What you need to do - Find each line holding "pour" and copy it out.
═════ Rows
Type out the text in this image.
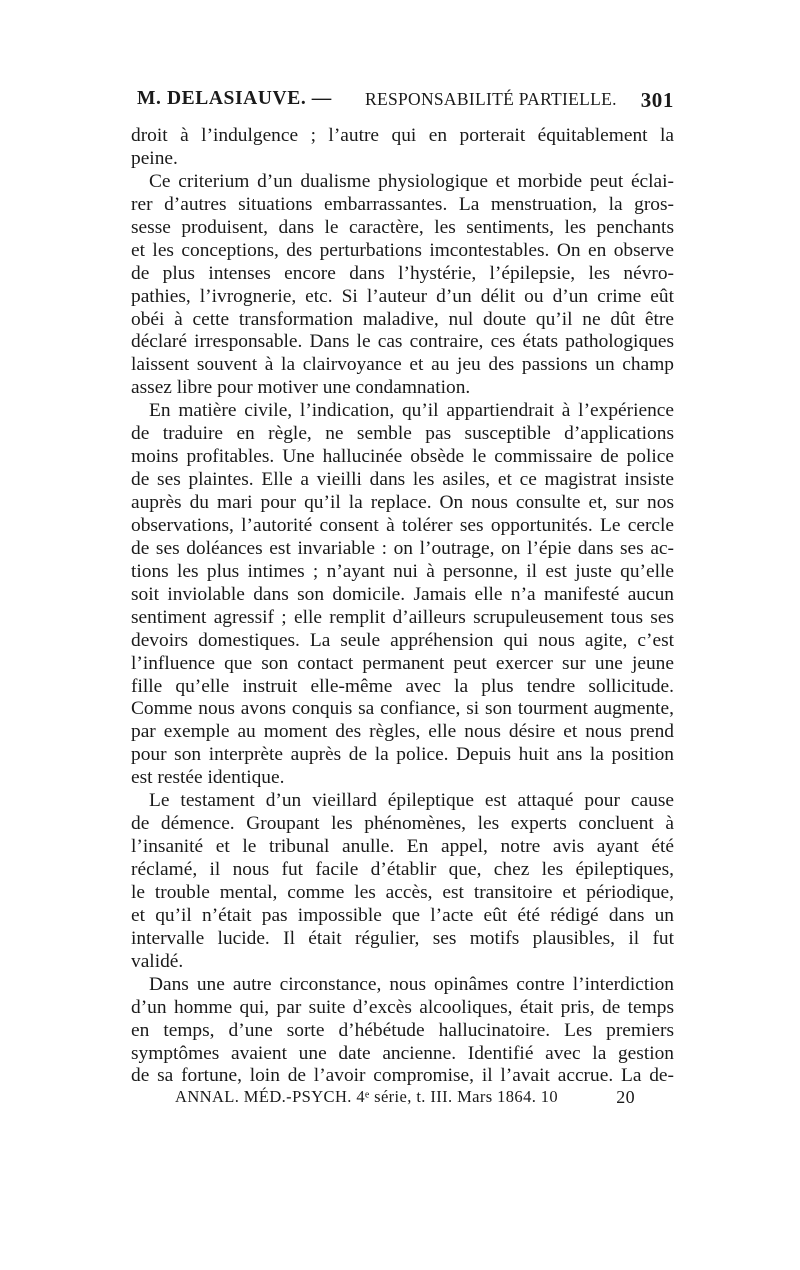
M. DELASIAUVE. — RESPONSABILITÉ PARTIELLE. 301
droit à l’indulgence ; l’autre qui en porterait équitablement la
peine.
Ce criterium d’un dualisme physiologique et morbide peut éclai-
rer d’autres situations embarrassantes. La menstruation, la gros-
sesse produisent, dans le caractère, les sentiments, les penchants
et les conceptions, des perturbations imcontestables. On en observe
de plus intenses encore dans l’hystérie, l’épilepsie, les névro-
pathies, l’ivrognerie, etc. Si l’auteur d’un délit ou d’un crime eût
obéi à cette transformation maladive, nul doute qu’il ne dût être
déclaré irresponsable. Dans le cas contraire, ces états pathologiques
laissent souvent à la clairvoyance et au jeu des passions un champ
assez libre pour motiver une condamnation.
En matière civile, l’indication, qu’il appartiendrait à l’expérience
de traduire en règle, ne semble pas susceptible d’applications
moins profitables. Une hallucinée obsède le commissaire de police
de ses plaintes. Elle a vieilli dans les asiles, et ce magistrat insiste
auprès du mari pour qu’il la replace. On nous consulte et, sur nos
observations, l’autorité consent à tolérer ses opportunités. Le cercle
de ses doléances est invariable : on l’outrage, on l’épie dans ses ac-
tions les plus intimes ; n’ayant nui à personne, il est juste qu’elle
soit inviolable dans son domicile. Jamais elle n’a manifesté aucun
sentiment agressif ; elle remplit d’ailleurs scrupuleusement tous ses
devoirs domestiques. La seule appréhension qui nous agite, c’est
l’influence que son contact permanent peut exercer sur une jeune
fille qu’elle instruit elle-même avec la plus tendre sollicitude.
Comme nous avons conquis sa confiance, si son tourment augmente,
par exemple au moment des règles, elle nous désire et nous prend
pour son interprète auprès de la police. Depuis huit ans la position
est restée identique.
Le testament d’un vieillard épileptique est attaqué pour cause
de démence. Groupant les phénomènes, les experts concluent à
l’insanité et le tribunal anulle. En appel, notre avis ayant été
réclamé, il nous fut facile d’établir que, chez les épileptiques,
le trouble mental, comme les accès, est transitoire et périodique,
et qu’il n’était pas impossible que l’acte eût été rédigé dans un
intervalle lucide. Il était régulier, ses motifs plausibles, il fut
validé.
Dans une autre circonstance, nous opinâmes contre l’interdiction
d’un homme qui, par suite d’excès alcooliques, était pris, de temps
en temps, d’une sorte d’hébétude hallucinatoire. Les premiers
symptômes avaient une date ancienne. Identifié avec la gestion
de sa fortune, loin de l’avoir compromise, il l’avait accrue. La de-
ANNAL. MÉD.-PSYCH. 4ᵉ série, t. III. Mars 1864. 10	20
══════════
Solution to this exercise -
assez libre pour motiver une condamnation.
auprès du mari pour qu’il la replace. On nous consulte et, sur nos
pour son interprète auprès de la police. Depuis huit ans la position
Le testament d’un vieillard épileptique est attaqué pour cause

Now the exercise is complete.